---- Extracted information

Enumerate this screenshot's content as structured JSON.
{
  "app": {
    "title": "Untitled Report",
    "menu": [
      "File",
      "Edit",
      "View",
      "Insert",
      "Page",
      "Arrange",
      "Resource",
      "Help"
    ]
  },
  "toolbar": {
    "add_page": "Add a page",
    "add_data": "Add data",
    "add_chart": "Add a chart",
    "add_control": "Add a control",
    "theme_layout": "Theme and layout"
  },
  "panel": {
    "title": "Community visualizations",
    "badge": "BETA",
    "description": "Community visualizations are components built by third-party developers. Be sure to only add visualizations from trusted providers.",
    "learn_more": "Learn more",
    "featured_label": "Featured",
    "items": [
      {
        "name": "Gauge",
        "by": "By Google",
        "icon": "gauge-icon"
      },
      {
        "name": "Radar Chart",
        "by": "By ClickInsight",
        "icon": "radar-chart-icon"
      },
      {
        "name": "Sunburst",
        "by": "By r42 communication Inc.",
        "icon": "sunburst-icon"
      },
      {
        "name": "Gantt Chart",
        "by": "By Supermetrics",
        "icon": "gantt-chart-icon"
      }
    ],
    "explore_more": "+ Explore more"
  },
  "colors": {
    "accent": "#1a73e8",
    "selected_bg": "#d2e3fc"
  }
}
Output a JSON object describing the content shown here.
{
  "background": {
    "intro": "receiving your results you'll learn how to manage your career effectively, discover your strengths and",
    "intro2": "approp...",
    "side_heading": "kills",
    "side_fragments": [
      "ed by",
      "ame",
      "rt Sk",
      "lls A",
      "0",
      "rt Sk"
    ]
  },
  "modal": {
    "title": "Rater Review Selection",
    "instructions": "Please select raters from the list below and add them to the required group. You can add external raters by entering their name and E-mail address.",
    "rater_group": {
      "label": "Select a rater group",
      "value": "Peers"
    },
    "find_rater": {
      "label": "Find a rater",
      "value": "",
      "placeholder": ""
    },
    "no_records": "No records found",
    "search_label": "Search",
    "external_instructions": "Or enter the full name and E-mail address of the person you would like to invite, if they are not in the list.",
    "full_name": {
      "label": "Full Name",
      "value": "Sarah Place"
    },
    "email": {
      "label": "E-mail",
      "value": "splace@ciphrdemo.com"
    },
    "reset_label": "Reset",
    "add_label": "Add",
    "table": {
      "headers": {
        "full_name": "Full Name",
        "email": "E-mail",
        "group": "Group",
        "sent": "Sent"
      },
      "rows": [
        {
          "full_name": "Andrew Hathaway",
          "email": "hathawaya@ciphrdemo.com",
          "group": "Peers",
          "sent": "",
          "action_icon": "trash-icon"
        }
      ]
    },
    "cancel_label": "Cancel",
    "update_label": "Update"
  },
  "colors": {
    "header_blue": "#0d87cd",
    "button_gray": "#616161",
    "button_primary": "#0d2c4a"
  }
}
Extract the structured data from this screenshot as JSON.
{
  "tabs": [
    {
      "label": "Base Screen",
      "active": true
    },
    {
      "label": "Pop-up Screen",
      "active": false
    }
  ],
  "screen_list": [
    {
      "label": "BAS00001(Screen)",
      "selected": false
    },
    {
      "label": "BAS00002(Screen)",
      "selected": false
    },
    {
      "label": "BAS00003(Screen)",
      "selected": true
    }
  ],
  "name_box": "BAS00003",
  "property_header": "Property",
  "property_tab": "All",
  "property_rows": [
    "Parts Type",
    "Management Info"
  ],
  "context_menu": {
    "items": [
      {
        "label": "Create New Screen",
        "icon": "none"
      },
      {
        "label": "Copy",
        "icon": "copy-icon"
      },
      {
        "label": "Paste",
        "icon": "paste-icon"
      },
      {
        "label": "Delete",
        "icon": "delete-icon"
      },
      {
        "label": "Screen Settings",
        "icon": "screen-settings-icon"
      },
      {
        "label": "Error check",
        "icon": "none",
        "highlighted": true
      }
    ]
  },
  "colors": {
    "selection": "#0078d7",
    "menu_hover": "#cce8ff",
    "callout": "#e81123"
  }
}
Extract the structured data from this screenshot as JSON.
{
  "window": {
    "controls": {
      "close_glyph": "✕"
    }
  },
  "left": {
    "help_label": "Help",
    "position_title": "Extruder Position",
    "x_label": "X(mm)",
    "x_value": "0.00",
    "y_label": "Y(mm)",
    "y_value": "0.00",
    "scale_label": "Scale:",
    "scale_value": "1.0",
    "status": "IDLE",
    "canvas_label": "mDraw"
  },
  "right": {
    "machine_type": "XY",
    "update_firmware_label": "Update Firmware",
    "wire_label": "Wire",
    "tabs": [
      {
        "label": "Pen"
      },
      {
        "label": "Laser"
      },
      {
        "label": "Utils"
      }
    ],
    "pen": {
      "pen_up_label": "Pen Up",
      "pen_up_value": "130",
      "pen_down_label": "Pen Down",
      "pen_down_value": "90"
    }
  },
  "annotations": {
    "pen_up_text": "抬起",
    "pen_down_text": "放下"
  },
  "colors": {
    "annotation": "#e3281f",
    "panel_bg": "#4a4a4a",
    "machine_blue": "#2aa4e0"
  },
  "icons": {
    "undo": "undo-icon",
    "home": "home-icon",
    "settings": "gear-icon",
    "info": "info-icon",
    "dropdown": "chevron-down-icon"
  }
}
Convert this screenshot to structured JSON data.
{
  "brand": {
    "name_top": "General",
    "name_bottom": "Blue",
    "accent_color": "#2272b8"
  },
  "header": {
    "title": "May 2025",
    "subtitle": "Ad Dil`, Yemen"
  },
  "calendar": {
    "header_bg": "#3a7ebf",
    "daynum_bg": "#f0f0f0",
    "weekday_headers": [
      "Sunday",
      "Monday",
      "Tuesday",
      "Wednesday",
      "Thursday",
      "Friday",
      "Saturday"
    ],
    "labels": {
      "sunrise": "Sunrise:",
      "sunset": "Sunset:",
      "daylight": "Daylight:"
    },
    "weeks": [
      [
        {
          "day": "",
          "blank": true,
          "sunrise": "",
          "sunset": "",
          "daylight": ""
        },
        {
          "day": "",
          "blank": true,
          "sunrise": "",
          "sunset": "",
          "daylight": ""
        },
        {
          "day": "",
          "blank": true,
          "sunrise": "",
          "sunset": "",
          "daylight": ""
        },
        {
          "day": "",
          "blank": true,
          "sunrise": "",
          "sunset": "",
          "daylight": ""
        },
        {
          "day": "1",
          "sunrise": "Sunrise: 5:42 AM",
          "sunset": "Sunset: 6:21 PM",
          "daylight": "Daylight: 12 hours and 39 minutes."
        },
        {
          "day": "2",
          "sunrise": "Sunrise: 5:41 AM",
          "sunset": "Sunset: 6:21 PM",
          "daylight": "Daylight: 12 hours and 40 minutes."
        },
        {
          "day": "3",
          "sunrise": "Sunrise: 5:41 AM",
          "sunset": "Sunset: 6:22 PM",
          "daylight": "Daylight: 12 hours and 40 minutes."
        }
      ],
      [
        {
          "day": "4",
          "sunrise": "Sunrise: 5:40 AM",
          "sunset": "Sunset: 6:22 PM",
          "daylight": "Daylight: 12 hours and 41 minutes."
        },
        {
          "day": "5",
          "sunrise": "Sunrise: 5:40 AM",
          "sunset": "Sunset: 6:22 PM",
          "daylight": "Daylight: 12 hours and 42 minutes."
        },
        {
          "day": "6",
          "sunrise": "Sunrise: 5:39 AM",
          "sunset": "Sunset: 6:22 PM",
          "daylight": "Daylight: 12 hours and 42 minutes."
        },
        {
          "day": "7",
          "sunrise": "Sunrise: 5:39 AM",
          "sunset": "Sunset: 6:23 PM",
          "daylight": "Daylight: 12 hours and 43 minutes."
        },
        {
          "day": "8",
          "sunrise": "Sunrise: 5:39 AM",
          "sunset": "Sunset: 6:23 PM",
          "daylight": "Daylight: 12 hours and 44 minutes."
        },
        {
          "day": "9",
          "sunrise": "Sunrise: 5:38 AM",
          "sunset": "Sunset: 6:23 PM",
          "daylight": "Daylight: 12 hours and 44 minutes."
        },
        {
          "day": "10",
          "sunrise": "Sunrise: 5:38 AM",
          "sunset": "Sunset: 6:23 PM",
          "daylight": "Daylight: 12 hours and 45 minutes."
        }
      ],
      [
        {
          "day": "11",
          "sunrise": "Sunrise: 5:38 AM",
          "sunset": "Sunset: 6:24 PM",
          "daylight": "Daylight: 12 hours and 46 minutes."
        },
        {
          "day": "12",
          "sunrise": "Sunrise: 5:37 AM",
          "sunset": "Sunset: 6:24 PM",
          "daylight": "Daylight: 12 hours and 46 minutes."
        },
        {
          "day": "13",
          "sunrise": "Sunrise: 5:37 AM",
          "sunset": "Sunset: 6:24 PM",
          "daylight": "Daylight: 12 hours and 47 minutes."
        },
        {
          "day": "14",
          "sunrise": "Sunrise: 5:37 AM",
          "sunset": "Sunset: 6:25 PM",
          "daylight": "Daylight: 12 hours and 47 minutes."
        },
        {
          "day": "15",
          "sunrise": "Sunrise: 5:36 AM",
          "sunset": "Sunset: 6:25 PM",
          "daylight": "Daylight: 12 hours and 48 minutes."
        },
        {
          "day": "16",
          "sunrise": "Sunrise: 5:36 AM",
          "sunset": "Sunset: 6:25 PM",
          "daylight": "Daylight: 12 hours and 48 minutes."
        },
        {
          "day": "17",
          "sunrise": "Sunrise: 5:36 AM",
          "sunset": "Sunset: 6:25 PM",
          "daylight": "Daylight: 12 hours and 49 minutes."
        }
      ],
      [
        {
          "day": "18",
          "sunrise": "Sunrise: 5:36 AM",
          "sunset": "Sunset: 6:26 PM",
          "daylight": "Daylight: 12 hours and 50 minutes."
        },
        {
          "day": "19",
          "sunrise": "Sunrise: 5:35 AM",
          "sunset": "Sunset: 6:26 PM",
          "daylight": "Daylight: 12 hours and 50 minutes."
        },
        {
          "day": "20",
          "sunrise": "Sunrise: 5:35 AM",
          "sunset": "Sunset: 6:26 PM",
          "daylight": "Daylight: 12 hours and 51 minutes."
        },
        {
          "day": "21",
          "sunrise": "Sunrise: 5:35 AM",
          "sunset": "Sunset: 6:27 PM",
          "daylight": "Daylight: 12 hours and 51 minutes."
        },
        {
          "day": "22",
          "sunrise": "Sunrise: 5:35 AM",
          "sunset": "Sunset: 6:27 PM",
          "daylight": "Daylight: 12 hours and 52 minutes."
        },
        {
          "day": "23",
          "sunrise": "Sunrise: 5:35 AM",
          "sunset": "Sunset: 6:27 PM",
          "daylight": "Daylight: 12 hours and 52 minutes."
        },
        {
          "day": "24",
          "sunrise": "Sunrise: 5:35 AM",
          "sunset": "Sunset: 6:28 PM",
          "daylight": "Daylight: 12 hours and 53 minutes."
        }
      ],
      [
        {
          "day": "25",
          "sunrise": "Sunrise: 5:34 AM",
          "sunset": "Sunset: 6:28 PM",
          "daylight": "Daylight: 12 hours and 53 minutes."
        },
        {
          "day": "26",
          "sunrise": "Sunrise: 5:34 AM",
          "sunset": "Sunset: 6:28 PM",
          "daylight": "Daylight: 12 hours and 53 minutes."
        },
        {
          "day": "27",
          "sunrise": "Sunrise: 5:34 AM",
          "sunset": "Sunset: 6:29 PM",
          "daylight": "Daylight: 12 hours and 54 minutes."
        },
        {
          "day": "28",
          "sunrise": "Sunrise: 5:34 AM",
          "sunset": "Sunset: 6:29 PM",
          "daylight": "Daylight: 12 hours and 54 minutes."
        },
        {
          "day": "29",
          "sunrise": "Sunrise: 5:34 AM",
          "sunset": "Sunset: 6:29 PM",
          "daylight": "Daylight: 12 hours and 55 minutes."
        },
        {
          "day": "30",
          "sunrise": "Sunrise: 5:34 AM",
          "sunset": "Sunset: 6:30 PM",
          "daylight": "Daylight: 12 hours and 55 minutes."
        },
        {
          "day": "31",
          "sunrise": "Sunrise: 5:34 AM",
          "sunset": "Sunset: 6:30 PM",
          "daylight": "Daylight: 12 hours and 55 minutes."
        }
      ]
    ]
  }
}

--------

> [Exercise instructions]
Make a copy of each line that contains the string "ciphrdemo".

> [Written answer]
      "value": "splace@ciphrdemo.com"
          "email": "hathawaya@ciphrdemo.com",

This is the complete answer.